> _Material supplied_:
-=-=-

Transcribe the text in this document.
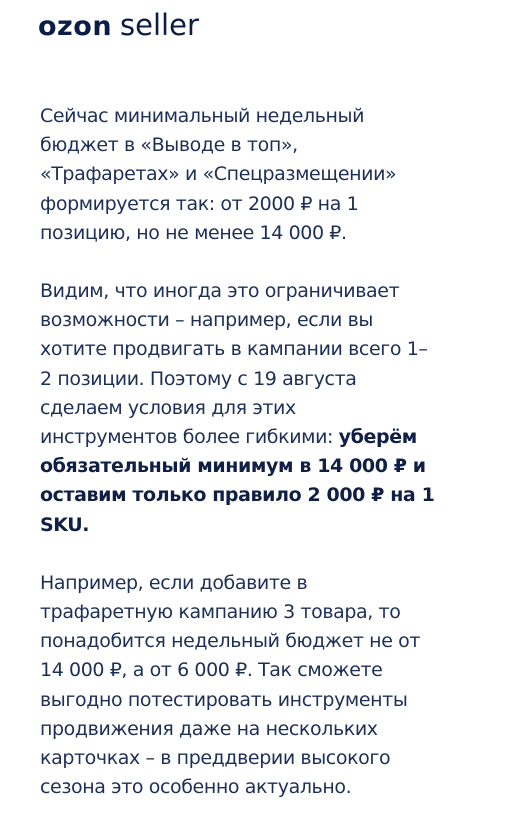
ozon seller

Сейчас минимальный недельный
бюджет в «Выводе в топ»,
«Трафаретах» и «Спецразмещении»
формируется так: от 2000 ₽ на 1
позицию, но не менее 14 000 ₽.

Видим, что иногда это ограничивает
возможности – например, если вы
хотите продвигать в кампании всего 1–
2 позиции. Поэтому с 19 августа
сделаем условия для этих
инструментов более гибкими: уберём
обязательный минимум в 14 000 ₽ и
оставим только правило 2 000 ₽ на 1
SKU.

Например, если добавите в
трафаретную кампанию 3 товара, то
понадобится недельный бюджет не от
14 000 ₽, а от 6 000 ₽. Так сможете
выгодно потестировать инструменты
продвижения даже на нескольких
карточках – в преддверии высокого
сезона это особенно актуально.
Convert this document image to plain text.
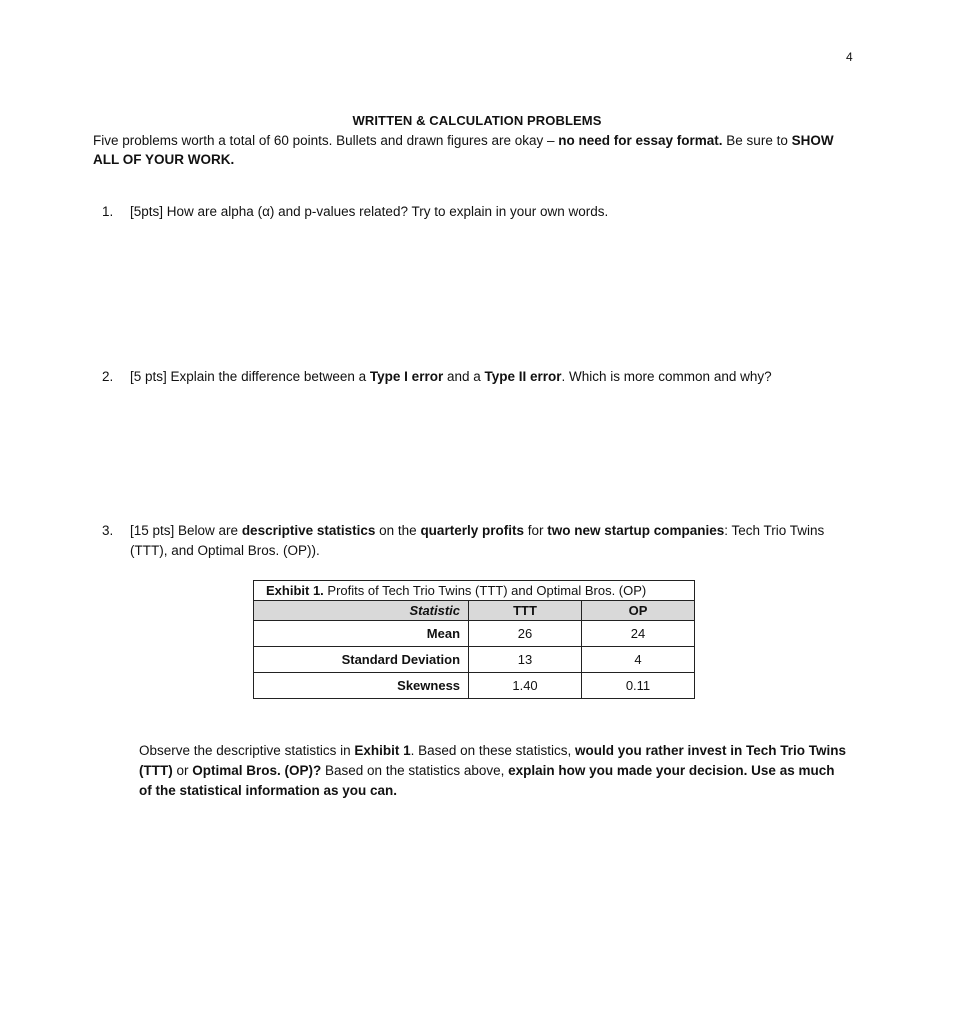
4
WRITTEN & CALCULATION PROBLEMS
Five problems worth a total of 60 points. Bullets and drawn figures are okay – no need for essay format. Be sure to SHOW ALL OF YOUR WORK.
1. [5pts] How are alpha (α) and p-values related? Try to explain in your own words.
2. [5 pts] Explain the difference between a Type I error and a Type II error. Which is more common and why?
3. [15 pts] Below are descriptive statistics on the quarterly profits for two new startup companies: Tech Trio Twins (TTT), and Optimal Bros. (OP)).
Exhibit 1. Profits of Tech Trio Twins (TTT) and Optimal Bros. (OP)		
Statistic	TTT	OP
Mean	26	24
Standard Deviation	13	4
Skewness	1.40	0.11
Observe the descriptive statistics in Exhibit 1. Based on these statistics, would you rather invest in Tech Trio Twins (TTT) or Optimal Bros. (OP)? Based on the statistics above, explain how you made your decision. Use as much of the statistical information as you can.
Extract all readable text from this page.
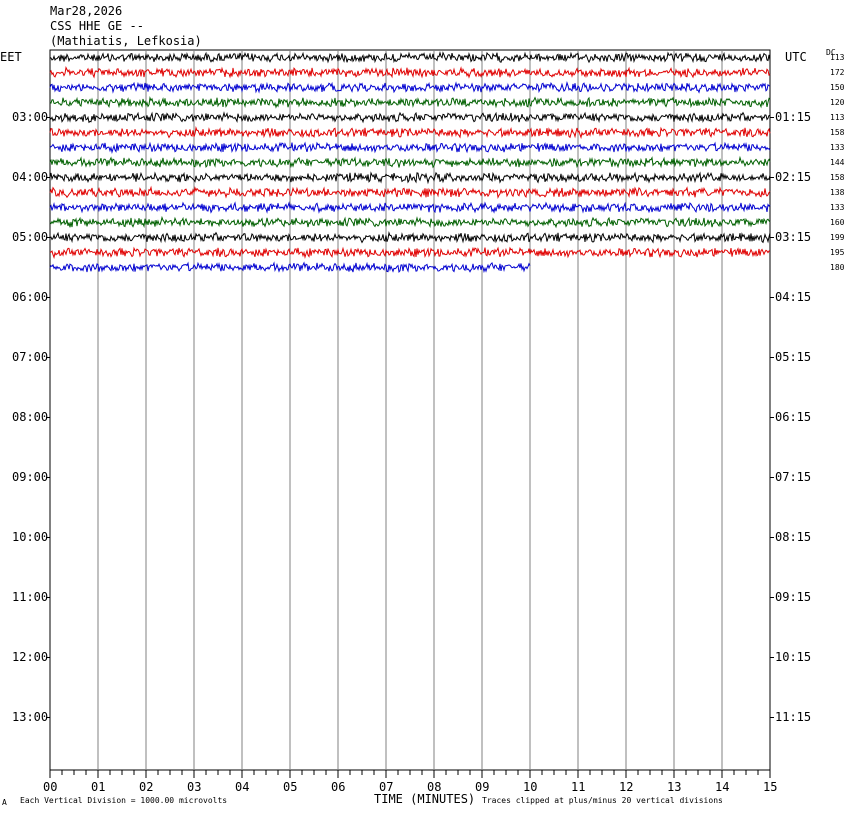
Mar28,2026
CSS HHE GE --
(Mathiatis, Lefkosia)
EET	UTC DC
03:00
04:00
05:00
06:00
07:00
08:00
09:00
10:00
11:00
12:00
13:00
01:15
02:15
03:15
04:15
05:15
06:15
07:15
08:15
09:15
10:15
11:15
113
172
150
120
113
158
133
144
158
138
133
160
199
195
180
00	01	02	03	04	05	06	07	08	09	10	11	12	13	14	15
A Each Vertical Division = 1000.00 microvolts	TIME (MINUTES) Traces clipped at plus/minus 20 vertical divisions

-=-=-

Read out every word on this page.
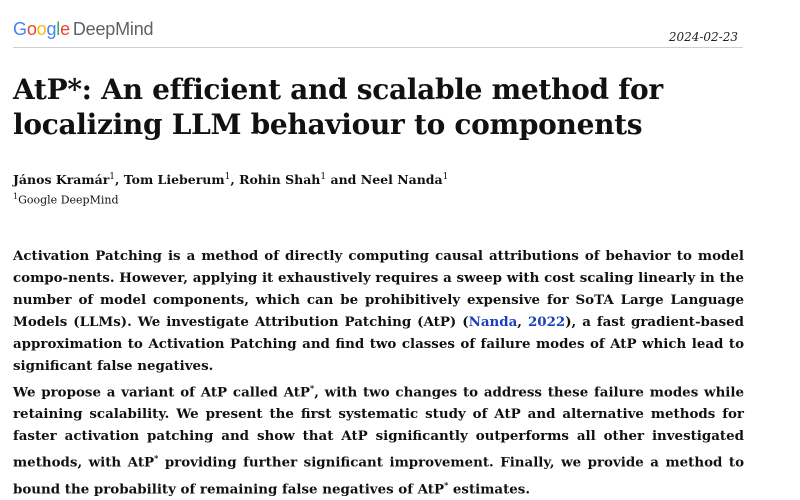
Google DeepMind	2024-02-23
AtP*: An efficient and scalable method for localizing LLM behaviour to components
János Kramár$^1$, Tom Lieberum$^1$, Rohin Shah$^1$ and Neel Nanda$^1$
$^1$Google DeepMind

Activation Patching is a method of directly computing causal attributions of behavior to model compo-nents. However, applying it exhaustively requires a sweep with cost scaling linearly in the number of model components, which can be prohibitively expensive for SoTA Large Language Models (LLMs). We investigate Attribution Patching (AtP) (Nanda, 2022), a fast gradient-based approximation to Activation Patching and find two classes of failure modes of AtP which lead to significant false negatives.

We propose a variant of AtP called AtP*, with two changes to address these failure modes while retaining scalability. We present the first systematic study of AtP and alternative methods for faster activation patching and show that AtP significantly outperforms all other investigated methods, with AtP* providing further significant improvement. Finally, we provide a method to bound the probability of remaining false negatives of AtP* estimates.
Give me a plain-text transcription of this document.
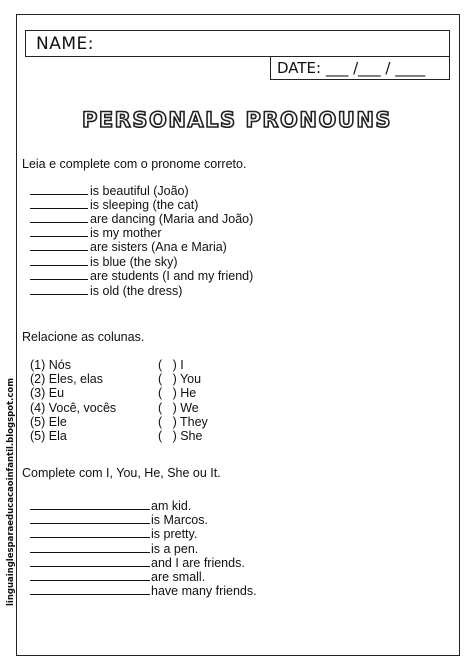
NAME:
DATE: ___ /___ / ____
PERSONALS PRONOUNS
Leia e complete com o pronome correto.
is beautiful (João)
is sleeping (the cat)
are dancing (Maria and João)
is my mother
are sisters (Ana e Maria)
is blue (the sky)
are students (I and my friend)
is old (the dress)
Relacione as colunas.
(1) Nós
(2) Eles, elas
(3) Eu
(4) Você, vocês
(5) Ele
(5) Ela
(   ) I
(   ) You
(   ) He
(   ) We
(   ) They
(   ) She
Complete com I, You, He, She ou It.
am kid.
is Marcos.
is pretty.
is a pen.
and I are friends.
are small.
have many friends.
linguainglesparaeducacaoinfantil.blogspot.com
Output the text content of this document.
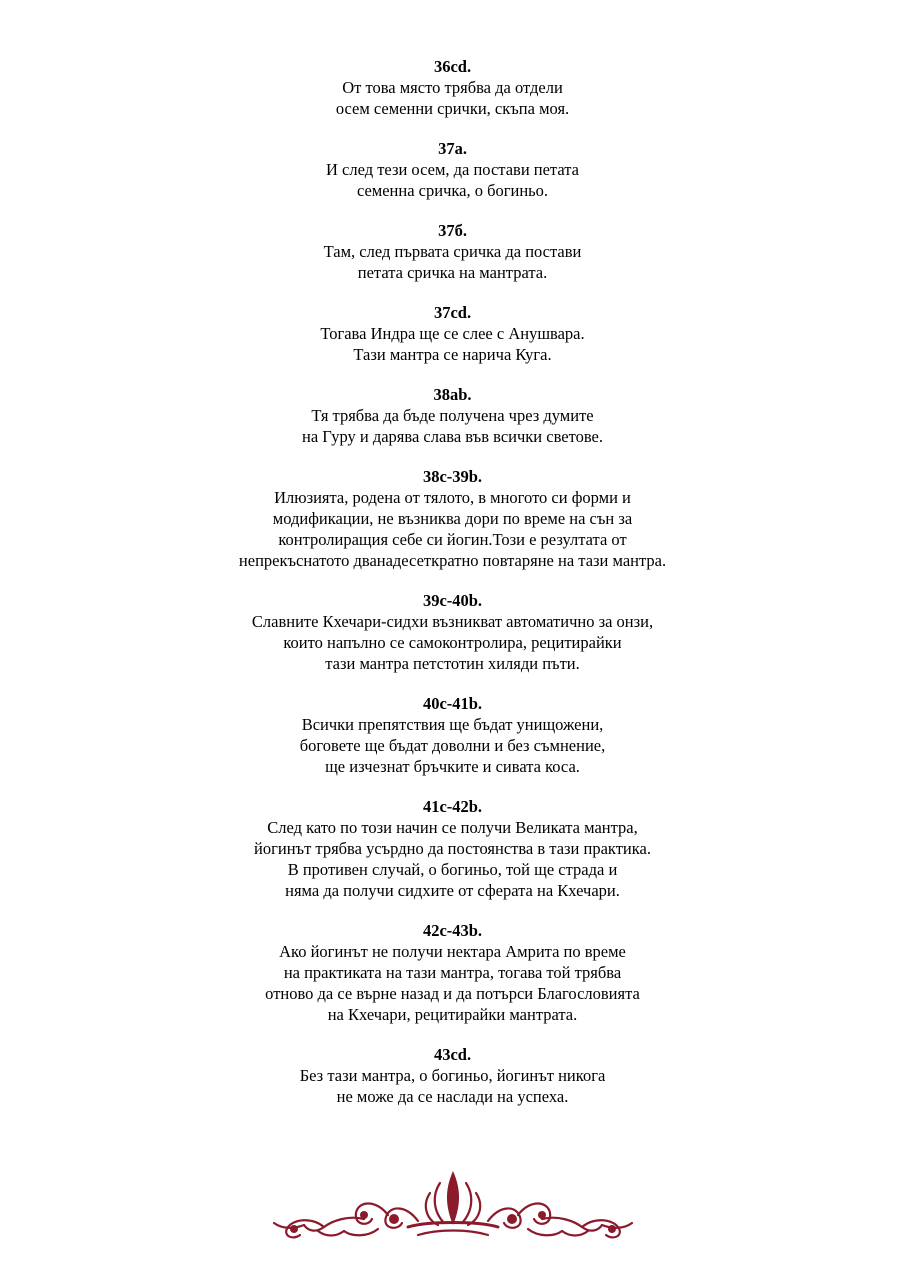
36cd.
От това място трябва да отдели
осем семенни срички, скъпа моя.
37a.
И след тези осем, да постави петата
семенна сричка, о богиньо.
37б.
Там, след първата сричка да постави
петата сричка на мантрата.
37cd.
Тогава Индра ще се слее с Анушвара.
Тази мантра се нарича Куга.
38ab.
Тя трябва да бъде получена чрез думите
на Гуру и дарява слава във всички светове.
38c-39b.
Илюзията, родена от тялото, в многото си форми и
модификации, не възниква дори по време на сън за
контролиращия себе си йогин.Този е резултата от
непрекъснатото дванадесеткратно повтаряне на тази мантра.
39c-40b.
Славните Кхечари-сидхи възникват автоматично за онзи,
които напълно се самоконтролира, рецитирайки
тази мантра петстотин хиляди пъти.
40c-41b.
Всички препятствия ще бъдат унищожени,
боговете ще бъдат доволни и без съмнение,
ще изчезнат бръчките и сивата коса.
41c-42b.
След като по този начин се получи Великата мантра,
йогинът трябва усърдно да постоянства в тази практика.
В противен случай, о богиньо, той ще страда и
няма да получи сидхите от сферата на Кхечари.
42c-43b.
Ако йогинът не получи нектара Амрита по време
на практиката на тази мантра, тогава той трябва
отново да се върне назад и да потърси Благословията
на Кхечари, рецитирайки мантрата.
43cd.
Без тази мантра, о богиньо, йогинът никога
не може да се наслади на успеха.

-=-=-

> _Given task_:
Find the lines above holding the word "Tech" and show them.

> _Full answer_:
3. [15 pts] Below are descriptive statistics on the quarterly profits for two new startup companies: Tech Trio Twins (TTT), and Optimal Bros. (OP)).
Exhibit 1. Profits of Tech Trio Twins (TTT) and Optimal Bros. (OP)		
Observe the descriptive statistics in Exhibit 1. Based on these statistics, would you rather invest in Tech Trio Twins (TTT) or Optimal Bros. (OP)? Based on the statistics above, explain how you made your decision. Use as much of the statistical information as you can.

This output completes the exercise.